● Work to do
Word for word, retype every entry in the listing.

● Material for this task
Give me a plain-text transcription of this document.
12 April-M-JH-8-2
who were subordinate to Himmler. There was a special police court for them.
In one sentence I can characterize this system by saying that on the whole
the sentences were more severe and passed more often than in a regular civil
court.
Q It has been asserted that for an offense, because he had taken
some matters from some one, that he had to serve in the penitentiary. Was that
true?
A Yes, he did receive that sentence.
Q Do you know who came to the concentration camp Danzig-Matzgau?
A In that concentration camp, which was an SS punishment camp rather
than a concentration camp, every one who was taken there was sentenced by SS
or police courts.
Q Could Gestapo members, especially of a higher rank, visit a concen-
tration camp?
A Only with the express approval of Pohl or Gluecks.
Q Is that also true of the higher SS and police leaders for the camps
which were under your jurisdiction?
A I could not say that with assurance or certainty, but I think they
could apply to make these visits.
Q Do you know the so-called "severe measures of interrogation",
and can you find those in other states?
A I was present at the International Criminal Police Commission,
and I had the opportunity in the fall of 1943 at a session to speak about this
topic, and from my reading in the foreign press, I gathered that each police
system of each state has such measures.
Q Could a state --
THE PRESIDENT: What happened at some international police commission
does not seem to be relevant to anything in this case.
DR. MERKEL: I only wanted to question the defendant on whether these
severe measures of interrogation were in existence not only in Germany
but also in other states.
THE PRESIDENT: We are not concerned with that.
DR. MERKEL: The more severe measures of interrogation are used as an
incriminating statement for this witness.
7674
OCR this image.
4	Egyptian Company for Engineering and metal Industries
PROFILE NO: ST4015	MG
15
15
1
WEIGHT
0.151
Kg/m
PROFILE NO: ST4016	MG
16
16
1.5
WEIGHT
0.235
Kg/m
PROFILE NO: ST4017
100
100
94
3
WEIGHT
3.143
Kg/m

● Complete response
Give me a plain-text transcription of this document.
12 April-M-JH-8-2
who were subordinate to Himmler. There was a special police court for them.
In one sentence I can characterize this system by saying that on the whole
the sentences were more severe and passed more often than in a regular civil
court.
Q It has been asserted that for an offense, because he had taken
some matters from some one, that he had to serve in the penitentiary. Was that
true?
A Yes, he did receive that sentence.
Q Do you know who came to the concentration camp Danzig-Matzgau?
A In that concentration camp, which was an SS punishment camp rather
than a concentration camp, every one who was taken there was sentenced by SS
or police courts.
Q Could Gestapo members, especially of a higher rank, visit a concen-
tration camp?
A Only with the express approval of Pohl or Gluecks.
Q Is that also true of the higher SS and police leaders for the camps
which were under your jurisdiction?
A I could not say that with assurance or certainty, but I think they
could apply to make these visits.
Q Do you know the so-called "severe measures of interrogation",
and can you find those in other states?
A I was present at the International Criminal Police Commission,
and I had the opportunity in the fall of 1943 at a session to speak about this
topic, and from my reading in the foreign press, I gathered that each police
system of each state has such measures.
Q Could a state --
THE PRESIDENT: What happened at some international police commission
does not seem to be relevant to anything in this case.
DR. MERKEL: I only wanted to question the defendant on whether these
severe measures of interrogation were in existence not only in Germany
but also in other states.
THE PRESIDENT: We are not concerned with that.
DR. MERKEL: The more severe measures of interrogation are used as an
incriminating statement for this witness.
7674
OCR this image.
4	Egyptian Company for Engineering and metal Industries
PROFILE NO: ST4015	MG
15
15
1
WEIGHT
0.151
Kg/m
PROFILE NO: ST4016	MG
16
16
1.5
WEIGHT
0.235
Kg/m
PROFILE NO: ST4017
100
100
94
3
WEIGHT
3.143
Kg/m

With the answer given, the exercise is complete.